Task instructions >> Your task is to quote the material that follows, in full and exactly.

==== The data ====

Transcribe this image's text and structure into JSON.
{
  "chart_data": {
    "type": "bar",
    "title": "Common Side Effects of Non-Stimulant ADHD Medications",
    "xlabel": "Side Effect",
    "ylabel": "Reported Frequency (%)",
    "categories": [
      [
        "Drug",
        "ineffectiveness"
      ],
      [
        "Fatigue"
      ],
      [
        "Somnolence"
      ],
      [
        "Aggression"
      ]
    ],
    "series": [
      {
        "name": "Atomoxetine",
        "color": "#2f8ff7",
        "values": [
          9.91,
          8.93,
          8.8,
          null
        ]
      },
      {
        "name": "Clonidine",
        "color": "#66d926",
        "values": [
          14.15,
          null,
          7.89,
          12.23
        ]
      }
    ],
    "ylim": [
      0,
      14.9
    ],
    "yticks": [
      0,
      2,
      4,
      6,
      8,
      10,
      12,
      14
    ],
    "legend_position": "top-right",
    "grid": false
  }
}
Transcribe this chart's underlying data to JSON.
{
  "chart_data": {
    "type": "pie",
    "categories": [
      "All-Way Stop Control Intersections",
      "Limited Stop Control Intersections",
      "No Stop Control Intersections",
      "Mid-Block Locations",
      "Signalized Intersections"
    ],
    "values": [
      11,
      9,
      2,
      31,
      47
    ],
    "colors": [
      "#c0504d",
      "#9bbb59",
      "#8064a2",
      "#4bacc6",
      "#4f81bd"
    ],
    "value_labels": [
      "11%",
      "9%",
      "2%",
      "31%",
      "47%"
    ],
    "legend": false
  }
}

====

Finished task >>
Transcribe this image's text and structure into JSON.
{
  "chart_data": {
    "type": "bar",
    "title": "Common Side Effects of Non-Stimulant ADHD Medications",
    "xlabel": "Side Effect",
    "ylabel": "Reported Frequency (%)",
    "categories": [
      [
        "Drug",
        "ineffectiveness"
      ],
      [
        "Fatigue"
      ],
      [
        "Somnolence"
      ],
      [
        "Aggression"
      ]
    ],
    "series": [
      {
        "name": "Atomoxetine",
        "color": "#2f8ff7",
        "values": [
          9.91,
          8.93,
          8.8,
          null
        ]
      },
      {
        "name": "Clonidine",
        "color": "#66d926",
        "values": [
          14.15,
          null,
          7.89,
          12.23
        ]
      }
    ],
    "ylim": [
      0,
      14.9
    ],
    "yticks": [
      0,
      2,
      4,
      6,
      8,
      10,
      12,
      14
    ],
    "legend_position": "top-right",
    "grid": false
  }
}
Transcribe this chart's underlying data to JSON.
{
  "chart_data": {
    "type": "pie",
    "categories": [
      "All-Way Stop Control Intersections",
      "Limited Stop Control Intersections",
      "No Stop Control Intersections",
      "Mid-Block Locations",
      "Signalized Intersections"
    ],
    "values": [
      11,
      9,
      2,
      31,
      47
    ],
    "colors": [
      "#c0504d",
      "#9bbb59",
      "#8064a2",
      "#4bacc6",
      "#4f81bd"
    ],
    "value_labels": [
      "11%",
      "9%",
      "2%",
      "31%",
      "47%"
    ],
    "legend": false
  }
}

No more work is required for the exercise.